[Stored entries]
[Begin]
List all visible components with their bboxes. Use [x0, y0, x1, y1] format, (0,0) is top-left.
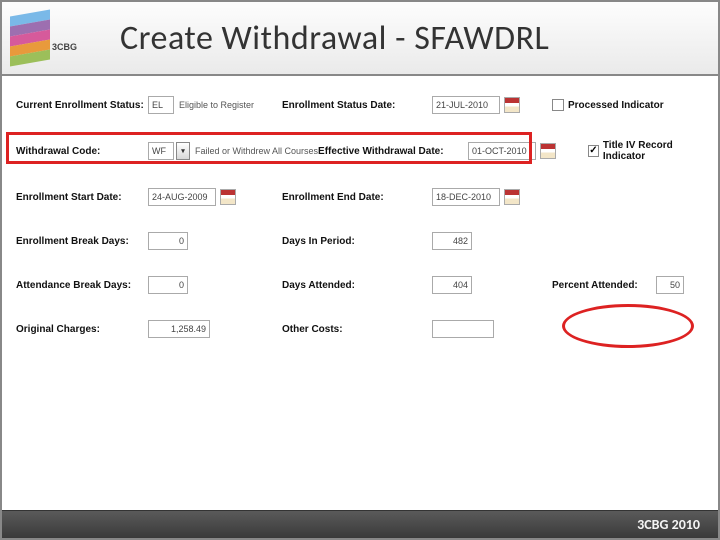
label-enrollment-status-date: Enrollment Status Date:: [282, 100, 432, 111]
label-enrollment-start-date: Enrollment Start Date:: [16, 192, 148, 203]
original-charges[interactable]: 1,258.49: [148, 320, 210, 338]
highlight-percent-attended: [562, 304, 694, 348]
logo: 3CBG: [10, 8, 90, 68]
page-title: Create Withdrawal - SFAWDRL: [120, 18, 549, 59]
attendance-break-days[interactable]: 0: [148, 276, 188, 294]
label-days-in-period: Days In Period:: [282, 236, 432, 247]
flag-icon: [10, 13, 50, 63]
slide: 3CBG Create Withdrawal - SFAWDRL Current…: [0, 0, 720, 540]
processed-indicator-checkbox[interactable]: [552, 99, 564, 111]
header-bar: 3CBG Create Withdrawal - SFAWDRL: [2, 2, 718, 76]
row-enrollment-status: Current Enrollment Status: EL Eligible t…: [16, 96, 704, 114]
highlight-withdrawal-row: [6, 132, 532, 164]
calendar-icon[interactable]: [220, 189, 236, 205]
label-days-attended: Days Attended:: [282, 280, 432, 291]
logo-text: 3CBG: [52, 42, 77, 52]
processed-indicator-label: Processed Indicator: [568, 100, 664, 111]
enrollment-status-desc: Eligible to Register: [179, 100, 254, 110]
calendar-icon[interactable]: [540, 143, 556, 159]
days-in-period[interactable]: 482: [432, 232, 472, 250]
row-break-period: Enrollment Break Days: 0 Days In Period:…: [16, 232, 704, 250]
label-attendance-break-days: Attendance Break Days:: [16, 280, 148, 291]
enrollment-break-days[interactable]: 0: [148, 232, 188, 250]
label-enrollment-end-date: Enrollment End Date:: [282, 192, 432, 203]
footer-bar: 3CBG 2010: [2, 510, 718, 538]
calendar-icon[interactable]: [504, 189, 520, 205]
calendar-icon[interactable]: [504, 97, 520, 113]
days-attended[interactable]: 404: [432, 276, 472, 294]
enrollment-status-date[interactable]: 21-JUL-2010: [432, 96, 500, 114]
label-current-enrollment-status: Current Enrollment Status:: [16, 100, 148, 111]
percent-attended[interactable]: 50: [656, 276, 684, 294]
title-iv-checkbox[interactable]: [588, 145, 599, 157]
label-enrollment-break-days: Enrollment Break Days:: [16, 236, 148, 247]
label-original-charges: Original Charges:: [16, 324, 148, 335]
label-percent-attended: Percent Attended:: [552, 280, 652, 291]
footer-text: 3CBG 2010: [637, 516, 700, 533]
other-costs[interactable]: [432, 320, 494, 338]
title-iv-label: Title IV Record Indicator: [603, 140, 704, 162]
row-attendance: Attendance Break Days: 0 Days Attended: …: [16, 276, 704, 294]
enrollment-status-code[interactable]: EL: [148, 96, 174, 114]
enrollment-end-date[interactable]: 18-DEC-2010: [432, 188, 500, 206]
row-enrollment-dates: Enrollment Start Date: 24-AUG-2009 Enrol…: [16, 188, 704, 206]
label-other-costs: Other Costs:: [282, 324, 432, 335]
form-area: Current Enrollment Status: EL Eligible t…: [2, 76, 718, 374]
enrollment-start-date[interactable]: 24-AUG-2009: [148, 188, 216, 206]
[End]
[Begin]
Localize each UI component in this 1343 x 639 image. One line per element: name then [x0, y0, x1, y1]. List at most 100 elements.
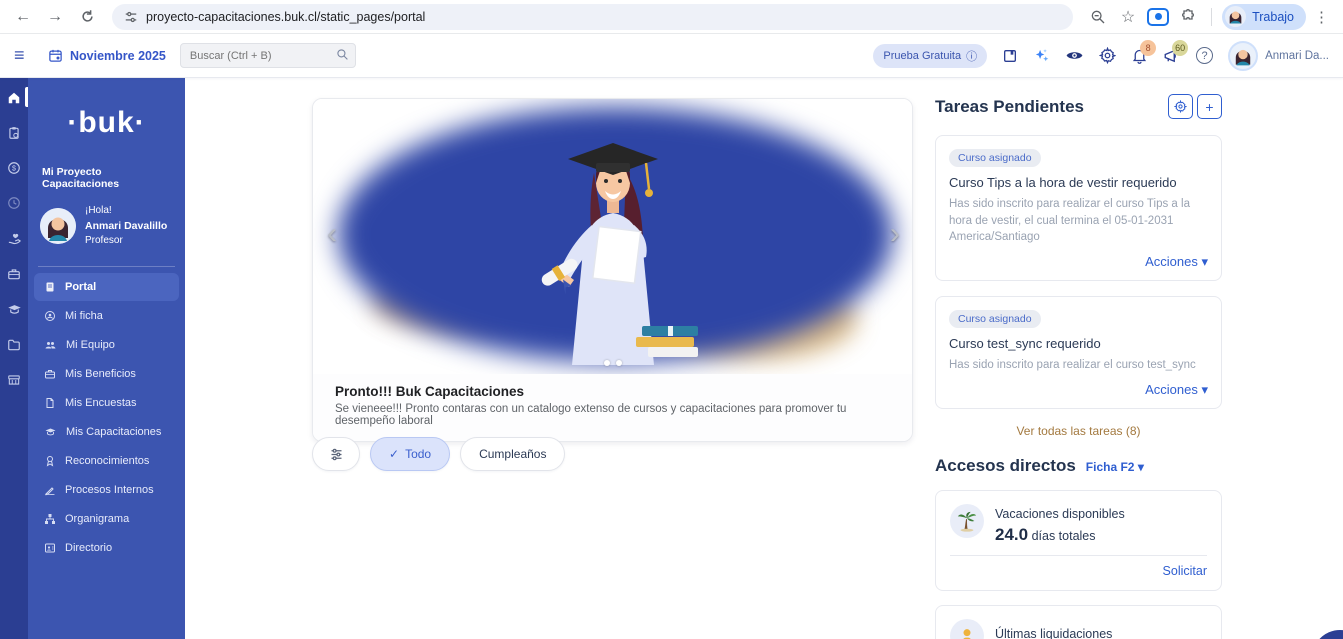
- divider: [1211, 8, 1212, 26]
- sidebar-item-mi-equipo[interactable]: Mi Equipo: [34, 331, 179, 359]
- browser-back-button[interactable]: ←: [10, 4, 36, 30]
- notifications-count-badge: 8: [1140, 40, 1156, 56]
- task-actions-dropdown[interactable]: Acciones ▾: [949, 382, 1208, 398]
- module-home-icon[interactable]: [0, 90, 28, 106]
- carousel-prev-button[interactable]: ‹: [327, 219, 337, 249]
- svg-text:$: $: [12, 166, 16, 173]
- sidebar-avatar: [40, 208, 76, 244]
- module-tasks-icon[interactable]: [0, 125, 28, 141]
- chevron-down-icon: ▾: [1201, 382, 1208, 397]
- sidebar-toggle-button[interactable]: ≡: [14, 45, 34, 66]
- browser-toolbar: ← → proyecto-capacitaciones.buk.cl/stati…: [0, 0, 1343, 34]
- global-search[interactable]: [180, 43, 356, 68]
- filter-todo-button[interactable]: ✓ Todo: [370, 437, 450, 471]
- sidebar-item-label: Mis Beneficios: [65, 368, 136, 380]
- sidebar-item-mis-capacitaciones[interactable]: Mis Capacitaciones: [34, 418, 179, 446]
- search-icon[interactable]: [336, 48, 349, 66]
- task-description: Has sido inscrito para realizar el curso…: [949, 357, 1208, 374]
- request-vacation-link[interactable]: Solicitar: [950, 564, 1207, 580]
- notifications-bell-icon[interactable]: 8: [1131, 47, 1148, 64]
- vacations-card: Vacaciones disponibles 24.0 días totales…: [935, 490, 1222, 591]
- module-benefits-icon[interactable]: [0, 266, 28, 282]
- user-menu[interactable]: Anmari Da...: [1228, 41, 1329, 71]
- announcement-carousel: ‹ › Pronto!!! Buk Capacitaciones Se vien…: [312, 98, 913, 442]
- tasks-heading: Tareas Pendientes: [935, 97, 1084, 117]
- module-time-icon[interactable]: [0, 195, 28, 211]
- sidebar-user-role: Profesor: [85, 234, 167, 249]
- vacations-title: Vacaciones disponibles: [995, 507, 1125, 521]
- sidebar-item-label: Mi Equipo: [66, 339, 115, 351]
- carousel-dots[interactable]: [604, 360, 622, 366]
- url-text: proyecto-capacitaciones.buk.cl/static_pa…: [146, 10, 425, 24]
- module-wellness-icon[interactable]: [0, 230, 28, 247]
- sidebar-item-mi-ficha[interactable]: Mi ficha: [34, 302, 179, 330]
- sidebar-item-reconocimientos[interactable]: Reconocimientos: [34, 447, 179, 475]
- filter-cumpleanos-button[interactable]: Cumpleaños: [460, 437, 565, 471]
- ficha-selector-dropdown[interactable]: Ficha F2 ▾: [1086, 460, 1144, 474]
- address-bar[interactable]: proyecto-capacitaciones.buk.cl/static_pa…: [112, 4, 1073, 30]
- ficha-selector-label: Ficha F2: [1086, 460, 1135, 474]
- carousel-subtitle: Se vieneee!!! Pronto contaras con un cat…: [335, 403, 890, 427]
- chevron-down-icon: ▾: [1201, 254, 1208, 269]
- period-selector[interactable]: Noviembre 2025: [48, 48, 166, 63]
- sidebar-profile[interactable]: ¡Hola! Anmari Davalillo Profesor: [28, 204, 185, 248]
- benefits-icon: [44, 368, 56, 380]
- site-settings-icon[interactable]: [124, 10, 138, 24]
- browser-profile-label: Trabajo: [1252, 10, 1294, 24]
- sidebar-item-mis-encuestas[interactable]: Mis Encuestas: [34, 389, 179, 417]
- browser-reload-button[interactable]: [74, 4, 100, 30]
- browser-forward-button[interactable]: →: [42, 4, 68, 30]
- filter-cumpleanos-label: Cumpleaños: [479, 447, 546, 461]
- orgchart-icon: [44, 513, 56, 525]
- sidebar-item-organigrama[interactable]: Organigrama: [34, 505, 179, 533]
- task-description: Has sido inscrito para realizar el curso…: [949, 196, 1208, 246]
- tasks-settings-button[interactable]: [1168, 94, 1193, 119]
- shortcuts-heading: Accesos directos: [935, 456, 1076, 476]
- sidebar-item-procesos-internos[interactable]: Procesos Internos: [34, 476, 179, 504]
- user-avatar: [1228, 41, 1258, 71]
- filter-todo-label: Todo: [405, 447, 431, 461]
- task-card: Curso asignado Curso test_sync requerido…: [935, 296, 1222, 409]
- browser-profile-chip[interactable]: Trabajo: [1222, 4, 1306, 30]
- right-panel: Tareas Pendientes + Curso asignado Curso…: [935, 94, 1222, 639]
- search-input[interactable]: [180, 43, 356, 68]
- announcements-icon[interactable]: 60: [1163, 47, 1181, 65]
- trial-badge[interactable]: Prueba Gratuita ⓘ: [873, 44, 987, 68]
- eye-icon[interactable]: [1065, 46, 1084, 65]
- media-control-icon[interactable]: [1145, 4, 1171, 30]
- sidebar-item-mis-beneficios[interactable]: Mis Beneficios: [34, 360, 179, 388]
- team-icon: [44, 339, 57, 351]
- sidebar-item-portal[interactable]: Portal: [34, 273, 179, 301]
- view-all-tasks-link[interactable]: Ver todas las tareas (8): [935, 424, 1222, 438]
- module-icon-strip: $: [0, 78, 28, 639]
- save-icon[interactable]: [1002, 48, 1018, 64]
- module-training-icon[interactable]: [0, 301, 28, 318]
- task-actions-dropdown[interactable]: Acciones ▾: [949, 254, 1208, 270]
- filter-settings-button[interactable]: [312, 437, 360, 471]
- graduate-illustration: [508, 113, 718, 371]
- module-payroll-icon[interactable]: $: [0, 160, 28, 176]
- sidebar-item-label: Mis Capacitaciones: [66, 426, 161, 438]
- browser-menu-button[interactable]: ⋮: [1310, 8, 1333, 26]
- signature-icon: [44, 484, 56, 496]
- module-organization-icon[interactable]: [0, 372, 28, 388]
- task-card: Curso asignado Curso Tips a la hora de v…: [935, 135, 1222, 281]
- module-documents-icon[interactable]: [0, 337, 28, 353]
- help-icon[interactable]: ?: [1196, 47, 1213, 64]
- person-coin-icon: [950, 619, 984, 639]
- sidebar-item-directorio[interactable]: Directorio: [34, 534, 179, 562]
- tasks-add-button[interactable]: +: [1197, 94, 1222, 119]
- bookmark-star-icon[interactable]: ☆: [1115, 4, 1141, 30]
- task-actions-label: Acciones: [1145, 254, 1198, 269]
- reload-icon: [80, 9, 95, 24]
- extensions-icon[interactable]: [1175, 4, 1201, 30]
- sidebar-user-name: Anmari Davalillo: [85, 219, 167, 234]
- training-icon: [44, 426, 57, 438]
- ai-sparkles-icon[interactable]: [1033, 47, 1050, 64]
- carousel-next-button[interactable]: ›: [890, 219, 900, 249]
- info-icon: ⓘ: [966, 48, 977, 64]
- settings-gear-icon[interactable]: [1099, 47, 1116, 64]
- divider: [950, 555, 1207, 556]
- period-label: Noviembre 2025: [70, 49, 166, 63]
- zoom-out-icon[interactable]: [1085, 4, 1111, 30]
[End]
What the exercise asks
Write out the lines of the records above, starting at the line that contains "- divider: [1211, 8, 1212, 26]" and ending at the line that contains "- sidebar-toggle-button[interactable]: ≡: [14, 45, 34, 66]", exactly as they appear.

Task solution
- divider: [1211, 8, 1212, 26]
- sidebar-item-mi-equipo[interactable]: Mi Equipo: [34, 331, 179, 359]
- browser-back-button[interactable]: ←: [10, 4, 36, 30]
- notifications-count-badge: 8: [1140, 40, 1156, 56]
- task-actions-dropdown[interactable]: Acciones ▾: [949, 382, 1208, 398]
- module-home-icon[interactable]: [0, 90, 28, 106]
- carousel-prev-button[interactable]: ‹: [327, 219, 337, 249]
- svg-text:$: $: [12, 166, 16, 173]
- sidebar-avatar: [40, 208, 76, 244]
- module-tasks-icon[interactable]: [0, 125, 28, 141]
- chevron-down-icon: ▾: [1201, 382, 1208, 397]
- sidebar-toggle-button[interactable]: ≡: [14, 45, 34, 66]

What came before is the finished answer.